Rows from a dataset
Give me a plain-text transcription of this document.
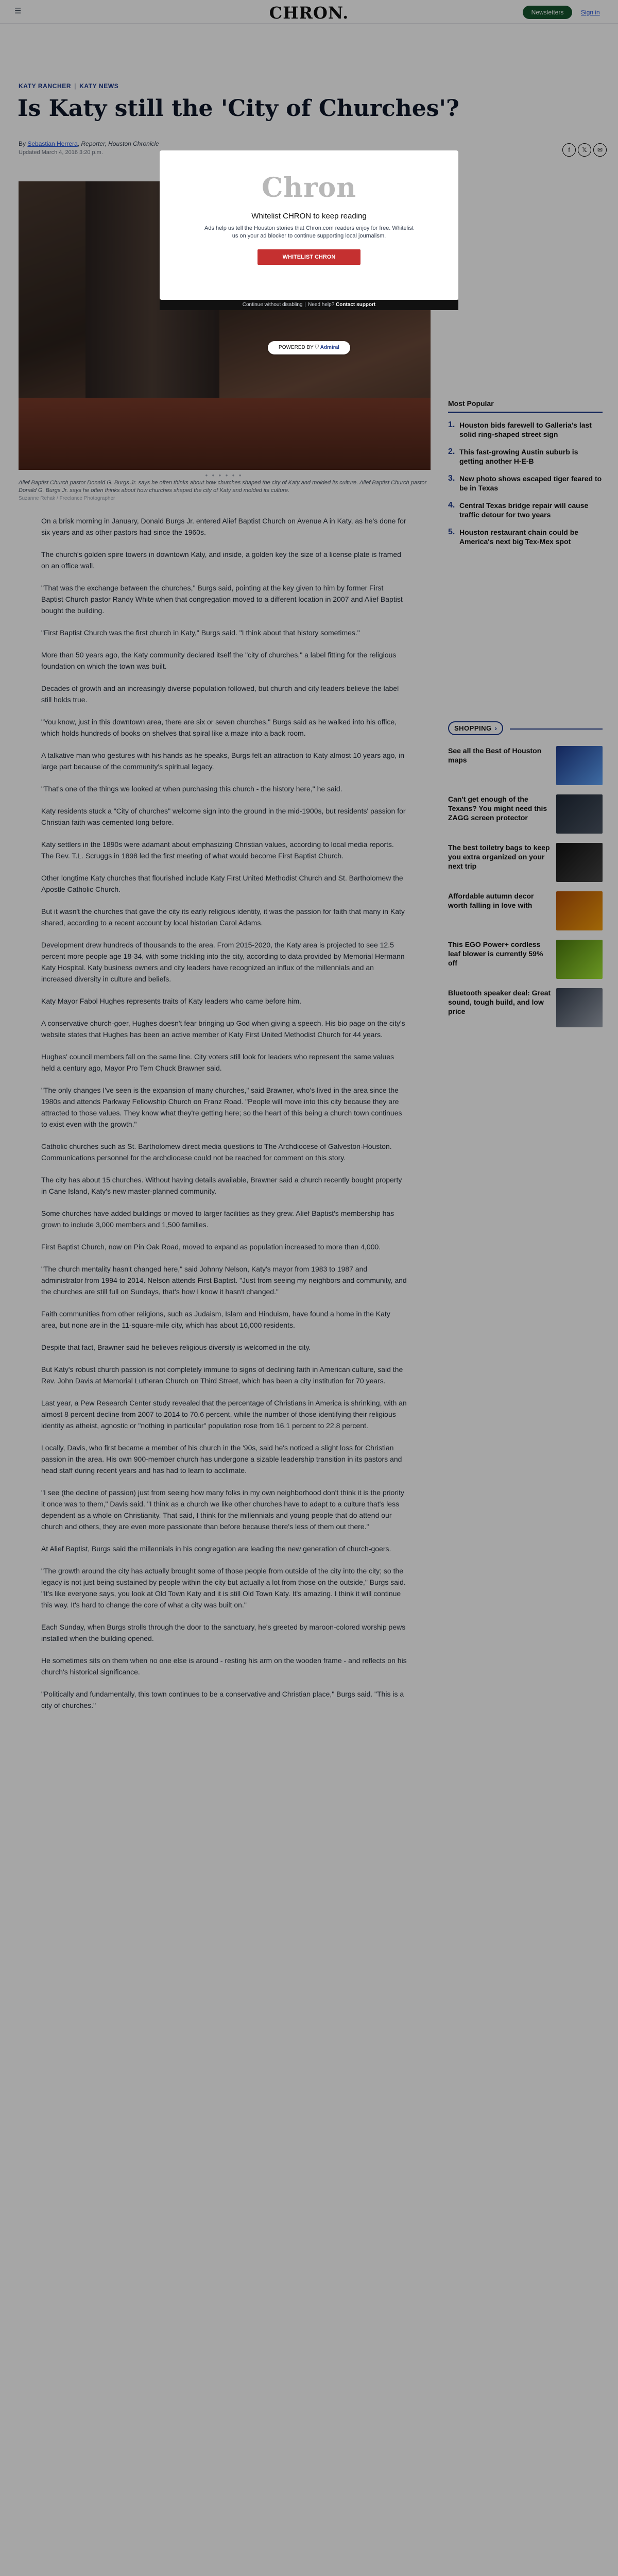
☰	CHRON.	Newsletters	Sign in
KATY RANCHER | KATY NEWS
Is Katy still the 'City of Churches'?
By Sebastian Herrera, Reporter, Houston Chronicle
Updated March 4, 2016 3:20 p.m.	f	𝕏	✉
● ● ● ● ● ●
Alief Baptist Church pastor Donald G. Burgs Jr. says he often thinks about how churches shaped the city of Katy and molded its culture. Alief Baptist Church pastor Donald G. Burgs Jr. says he often thinks about how churches shaped the city of Katy and molded its culture.
Suzanne Rehak / Freelance Photographer

On a brisk morning in January, Donald Burgs Jr. entered Alief Baptist Church on Avenue A in Katy, as he's done for six years and as other pastors had since the 1960s.

The church's golden spire towers in downtown Katy, and inside, a golden key the size of a license plate is framed on an office wall.

"That was the exchange between the churches," Burgs said, pointing at the key given to him by former First Baptist Church pastor Randy White when that congregation moved to a different location in 2007 and Alief Baptist bought the building.

"First Baptist Church was the first church in Katy," Burgs said. "I think about that history sometimes."

More than 50 years ago, the Katy community declared itself the "city of churches," a label fitting for the religious foundation on which the town was built.

Decades of growth and an increasingly diverse population followed, but church and city leaders believe the label still holds true.

"You know, just in this downtown area, there are six or seven churches," Burgs said as he walked into his office, which holds hundreds of books on shelves that spiral like a maze into a back room.

A talkative man who gestures with his hands as he speaks, Burgs felt an attraction to Katy almost 10 years ago, in large part because of the community's spiritual legacy.

"That's one of the things we looked at when purchasing this church - the history here," he said.

Katy residents stuck a "City of churches" welcome sign into the ground in the mid-1900s, but residents' passion for Christian faith was cemented long before.

Katy settlers in the 1890s were adamant about emphasizing Christian values, according to local media reports. The Rev. T.L. Scruggs in 1898 led the first meeting of what would become First Baptist Church.

Other longtime Katy churches that flourished include Katy First United Methodist Church and St. Bartholomew the Apostle Catholic Church.

But it wasn't the churches that gave the city its early religious identity, it was the passion for faith that many in Katy shared, according to a recent account by local historian Carol Adams.

Development drew hundreds of thousands to the area. From 2015-2020, the Katy area is projected to see 12.5 percent more people age 18-34, with some trickling into the city, according to data provided by Memorial Hermann Katy Hospital. Katy business owners and city leaders have recognized an influx of the millennials and an increased diversity in culture and beliefs.

Katy Mayor Fabol Hughes represents traits of Katy leaders who came before him.

A conservative church-goer, Hughes doesn't fear bringing up God when giving a speech. His bio page on the city's website states that Hughes has been an active member of Katy First United Methodist Church for 44 years.

Hughes' council members fall on the same line. City voters still look for leaders who represent the same values held a century ago, Mayor Pro Tem Chuck Brawner said.

"The only changes I've seen is the expansion of many churches," said Brawner, who's lived in the area since the 1980s and attends Parkway Fellowship Church on Franz Road. "People will move into this city because they are attracted to those values. They know what they're getting here; so the heart of this being a church town continues to exist even with the growth."

Catholic churches such as St. Bartholomew direct media questions to The Archdiocese of Galveston-Houston. Communications personnel for the archdiocese could not be reached for comment on this story.

The city has about 15 churches. Without having details available, Brawner said a church recently bought property in Cane Island, Katy's new master-planned community.

Some churches have added buildings or moved to larger facilities as they grew. Alief Baptist's membership has grown to include 3,000 members and 1,500 families.

First Baptist Church, now on Pin Oak Road, moved to expand as population increased to more than 4,000.

"The church mentality hasn't changed here," said Johnny Nelson, Katy's mayor from 1983 to 1987 and administrator from 1994 to 2014. Nelson attends First Baptist. "Just from seeing my neighbors and community, and the churches are still full on Sundays, that's how I know it hasn't changed."

Faith communities from other religions, such as Judaism, Islam and Hinduism, have found a home in the Katy area, but none are in the 11-square-mile city, which has about 16,000 residents.

Despite that fact, Brawner said he believes religious diversity is welcomed in the city.

But Katy's robust church passion is not completely immune to signs of declining faith in American culture, said the Rev. John Davis at Memorial Lutheran Church on Third Street, which has been a city institution for 70 years.

Last year, a Pew Research Center study revealed that the percentage of Christians in America is shrinking, with an almost 8 percent decline from 2007 to 2014 to 70.6 percent, while the number of those identifying their religious identity as atheist, agnostic or "nothing in particular" population rose from 16.1 percent to 22.8 percent.

Locally, Davis, who first became a member of his church in the '90s, said he's noticed a slight loss for Christian passion in the area. His own 900-member church has undergone a sizable leadership transition in its pastors and head staff during recent years and has had to learn to acclimate.

"I see (the decline of passion) just from seeing how many folks in my own neighborhood don't think it is the priority it once was to them," Davis said. "I think as a church we like other churches have to adapt to a culture that's less dependent as a whole on Christianity. That said, I think for the millennials and young people that do attend our church and others, they are even more passionate than before because there's less of them out there."

At Alief Baptist, Burgs said the millennials in his congregation are leading the new generation of church-goers.

"The growth around the city has actually brought some of those people from outside of the city into the city; so the legacy is not just being sustained by people within the city but actually a lot from those on the outside," Burgs said. "It's like everyone says, you look at Old Town Katy and it is still Old Town Katy. It's amazing. I think it will continue this way. It's hard to change the core of what a city was built on."

Each Sunday, when Burgs strolls through the door to the sanctuary, he's greeted by maroon-colored worship pews installed when the building opened.

He sometimes sits on them when no one else is around - resting his arm on the wooden frame - and reflects on his church's historical significance.

"Politically and fundamentally, this town continues to be a conservative and Christian place," Burgs said. "This is a city of churches."

Most Popular
1. Houston bids farewell to Galleria's last solid ring-shaped street sign
2. This fast-growing Austin suburb is getting another H-E-B
3. New photo shows escaped tiger feared to be in Texas
4. Central Texas bridge repair will cause traffic detour for two years
5. Houston restaurant chain could be America's next big Tex-Mex spot
SHOPPING ›
See all the Best of Houston maps
Can't get enough of the Texans? You might need this ZAGG screen protector
The best toiletry bags to keep you extra organized on your next trip
Affordable autumn decor worth falling in love with
This EGO Power+ cordless leaf blower is currently 59% off
Bluetooth speaker deal: Great sound, tough build, and low price
Chron
Whitelist CHRON to keep reading
Ads help us tell the Houston stories that Chron.com readers enjoy for free. Whitelist us on your ad blocker to continue supporting local journalism.
WHITELIST CHRON
Continue without disabling | Need help? Contact support
POWERED BY ⛉ Admiral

What this task involves: Make an exact copy of the records above, with the pictures left out.

Answer to the problem:
Give me a plain-text transcription of this document.
☰	CHRON.	Newsletters	Sign in
KATY RANCHER | KATY NEWS
Is Katy still the 'City of Churches'?
By Sebastian Herrera, Reporter, Houston Chronicle
Updated March 4, 2016 3:20 p.m.	f	𝕏	✉
● ● ● ● ● ●
Alief Baptist Church pastor Donald G. Burgs Jr. says he often thinks about how churches shaped the city of Katy and molded its culture. Alief Baptist Church pastor Donald G. Burgs Jr. says he often thinks about how churches shaped the city of Katy and molded its culture.
Suzanne Rehak / Freelance Photographer

On a brisk morning in January, Donald Burgs Jr. entered Alief Baptist Church on Avenue A in Katy, as he's done for six years and as other pastors had since the 1960s.

The church's golden spire towers in downtown Katy, and inside, a golden key the size of a license plate is framed on an office wall.

"That was the exchange between the churches," Burgs said, pointing at the key given to him by former First Baptist Church pastor Randy White when that congregation moved to a different location in 2007 and Alief Baptist bought the building.

"First Baptist Church was the first church in Katy," Burgs said. "I think about that history sometimes."

More than 50 years ago, the Katy community declared itself the "city of churches," a label fitting for the religious foundation on which the town was built.

Decades of growth and an increasingly diverse population followed, but church and city leaders believe the label still holds true.

"You know, just in this downtown area, there are six or seven churches," Burgs said as he walked into his office, which holds hundreds of books on shelves that spiral like a maze into a back room.

A talkative man who gestures with his hands as he speaks, Burgs felt an attraction to Katy almost 10 years ago, in large part because of the community's spiritual legacy.

"That's one of the things we looked at when purchasing this church - the history here," he said.

Katy residents stuck a "City of churches" welcome sign into the ground in the mid-1900s, but residents' passion for Christian faith was cemented long before.

Katy settlers in the 1890s were adamant about emphasizing Christian values, according to local media reports. The Rev. T.L. Scruggs in 1898 led the first meeting of what would become First Baptist Church.

Other longtime Katy churches that flourished include Katy First United Methodist Church and St. Bartholomew the Apostle Catholic Church.

But it wasn't the churches that gave the city its early religious identity, it was the passion for faith that many in Katy shared, according to a recent account by local historian Carol Adams.

Development drew hundreds of thousands to the area. From 2015-2020, the Katy area is projected to see 12.5 percent more people age 18-34, with some trickling into the city, according to data provided by Memorial Hermann Katy Hospital. Katy business owners and city leaders have recognized an influx of the millennials and an increased diversity in culture and beliefs.

Katy Mayor Fabol Hughes represents traits of Katy leaders who came before him.

A conservative church-goer, Hughes doesn't fear bringing up God when giving a speech. His bio page on the city's website states that Hughes has been an active member of Katy First United Methodist Church for 44 years.

Hughes' council members fall on the same line. City voters still look for leaders who represent the same values held a century ago, Mayor Pro Tem Chuck Brawner said.

"The only changes I've seen is the expansion of many churches," said Brawner, who's lived in the area since the 1980s and attends Parkway Fellowship Church on Franz Road. "People will move into this city because they are attracted to those values. They know what they're getting here; so the heart of this being a church town continues to exist even with the growth."

Catholic churches such as St. Bartholomew direct media questions to The Archdiocese of Galveston-Houston. Communications personnel for the archdiocese could not be reached for comment on this story.

The city has about 15 churches. Without having details available, Brawner said a church recently bought property in Cane Island, Katy's new master-planned community.

Some churches have added buildings or moved to larger facilities as they grew. Alief Baptist's membership has grown to include 3,000 members and 1,500 families.

First Baptist Church, now on Pin Oak Road, moved to expand as population increased to more than 4,000.

"The church mentality hasn't changed here," said Johnny Nelson, Katy's mayor from 1983 to 1987 and administrator from 1994 to 2014. Nelson attends First Baptist. "Just from seeing my neighbors and community, and the churches are still full on Sundays, that's how I know it hasn't changed."

Faith communities from other religions, such as Judaism, Islam and Hinduism, have found a home in the Katy area, but none are in the 11-square-mile city, which has about 16,000 residents.

Despite that fact, Brawner said he believes religious diversity is welcomed in the city.

But Katy's robust church passion is not completely immune to signs of declining faith in American culture, said the Rev. John Davis at Memorial Lutheran Church on Third Street, which has been a city institution for 70 years.

Last year, a Pew Research Center study revealed that the percentage of Christians in America is shrinking, with an almost 8 percent decline from 2007 to 2014 to 70.6 percent, while the number of those identifying their religious identity as atheist, agnostic or "nothing in particular" population rose from 16.1 percent to 22.8 percent.

Locally, Davis, who first became a member of his church in the '90s, said he's noticed a slight loss for Christian passion in the area. His own 900-member church has undergone a sizable leadership transition in its pastors and head staff during recent years and has had to learn to acclimate.

"I see (the decline of passion) just from seeing how many folks in my own neighborhood don't think it is the priority it once was to them," Davis said. "I think as a church we like other churches have to adapt to a culture that's less dependent as a whole on Christianity. That said, I think for the millennials and young people that do attend our church and others, they are even more passionate than before because there's less of them out there."

At Alief Baptist, Burgs said the millennials in his congregation are leading the new generation of church-goers.

"The growth around the city has actually brought some of those people from outside of the city into the city; so the legacy is not just being sustained by people within the city but actually a lot from those on the outside," Burgs said. "It's like everyone says, you look at Old Town Katy and it is still Old Town Katy. It's amazing. I think it will continue this way. It's hard to change the core of what a city was built on."

Each Sunday, when Burgs strolls through the door to the sanctuary, he's greeted by maroon-colored worship pews installed when the building opened.

He sometimes sits on them when no one else is around - resting his arm on the wooden frame - and reflects on his church's historical significance.

"Politically and fundamentally, this town continues to be a conservative and Christian place," Burgs said. "This is a city of churches."

Most Popular
1. Houston bids farewell to Galleria's last solid ring-shaped street sign
2. This fast-growing Austin suburb is getting another H-E-B
3. New photo shows escaped tiger feared to be in Texas
4. Central Texas bridge repair will cause traffic detour for two years
5. Houston restaurant chain could be America's next big Tex-Mex spot
SHOPPING ›
See all the Best of Houston maps
Can't get enough of the Texans? You might need this ZAGG screen protector
The best toiletry bags to keep you extra organized on your next trip
Affordable autumn decor worth falling in love with
This EGO Power+ cordless leaf blower is currently 59% off
Bluetooth speaker deal: Great sound, tough build, and low price
Chron
Whitelist CHRON to keep reading
Ads help us tell the Houston stories that Chron.com readers enjoy for free. Whitelist us on your ad blocker to continue supporting local journalism.
WHITELIST CHRON
Continue without disabling | Need help? Contact support
POWERED BY ⛉ Admiral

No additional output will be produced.